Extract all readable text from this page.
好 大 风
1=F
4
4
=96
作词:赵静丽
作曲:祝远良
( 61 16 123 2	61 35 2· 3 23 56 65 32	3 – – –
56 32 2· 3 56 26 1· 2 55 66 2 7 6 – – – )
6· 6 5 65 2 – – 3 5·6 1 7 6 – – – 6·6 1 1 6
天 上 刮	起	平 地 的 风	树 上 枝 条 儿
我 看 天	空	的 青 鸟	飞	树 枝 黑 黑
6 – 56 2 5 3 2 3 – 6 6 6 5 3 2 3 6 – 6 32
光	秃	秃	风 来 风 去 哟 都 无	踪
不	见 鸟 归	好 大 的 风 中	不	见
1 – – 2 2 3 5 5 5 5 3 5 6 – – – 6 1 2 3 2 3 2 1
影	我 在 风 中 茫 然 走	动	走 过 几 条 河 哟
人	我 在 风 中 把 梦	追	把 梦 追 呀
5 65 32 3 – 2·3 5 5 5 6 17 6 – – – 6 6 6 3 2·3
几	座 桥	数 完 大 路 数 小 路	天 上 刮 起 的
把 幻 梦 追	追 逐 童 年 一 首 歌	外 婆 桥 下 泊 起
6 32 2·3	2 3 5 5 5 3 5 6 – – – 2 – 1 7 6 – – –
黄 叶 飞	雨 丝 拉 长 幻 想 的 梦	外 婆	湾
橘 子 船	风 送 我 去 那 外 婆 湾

● ● ● ● ● ● ●

§ EXERCISE
Exactly as written, please output every entry.

§ SOLUTION
Extract all readable text from this page.
好 大 风
1=F
4
4
=96
作词:赵静丽
作曲:祝远良
( 61 16 123 2	61 35 2· 3 23 56 65 32	3 – – –
56 32 2· 3 56 26 1· 2 55 66 2 7 6 – – – )
6· 6 5 65 2 – – 3 5·6 1 7 6 – – – 6·6 1 1 6
天 上 刮	起	平 地 的 风	树 上 枝 条 儿
我 看 天	空	的 青 鸟	飞	树 枝 黑 黑
6 – 56 2 5 3 2 3 – 6 6 6 5 3 2 3 6 – 6 32
光	秃	秃	风 来 风 去 哟 都 无	踪
不	见 鸟 归	好 大 的 风 中	不	见
1 – – 2 2 3 5 5 5 5 3 5 6 – – – 6 1 2 3 2 3 2 1
影	我 在 风 中 茫 然 走	动	走 过 几 条 河 哟
人	我 在 风 中 把 梦	追	把 梦 追 呀
5 65 32 3 – 2·3 5 5 5 6 17 6 – – – 6 6 6 3 2·3
几	座 桥	数 完 大 路 数 小 路	天 上 刮 起 的
把 幻 梦 追	追 逐 童 年 一 首 歌	外 婆 桥 下 泊 起
6 32 2·3	2 3 5 5 5 3 5 6 – – – 2 – 1 7 6 – – –
黄 叶 飞	雨 丝 拉 长 幻 想 的 梦	外 婆	湾
橘 子 船	风 送 我 去 那 外 婆 湾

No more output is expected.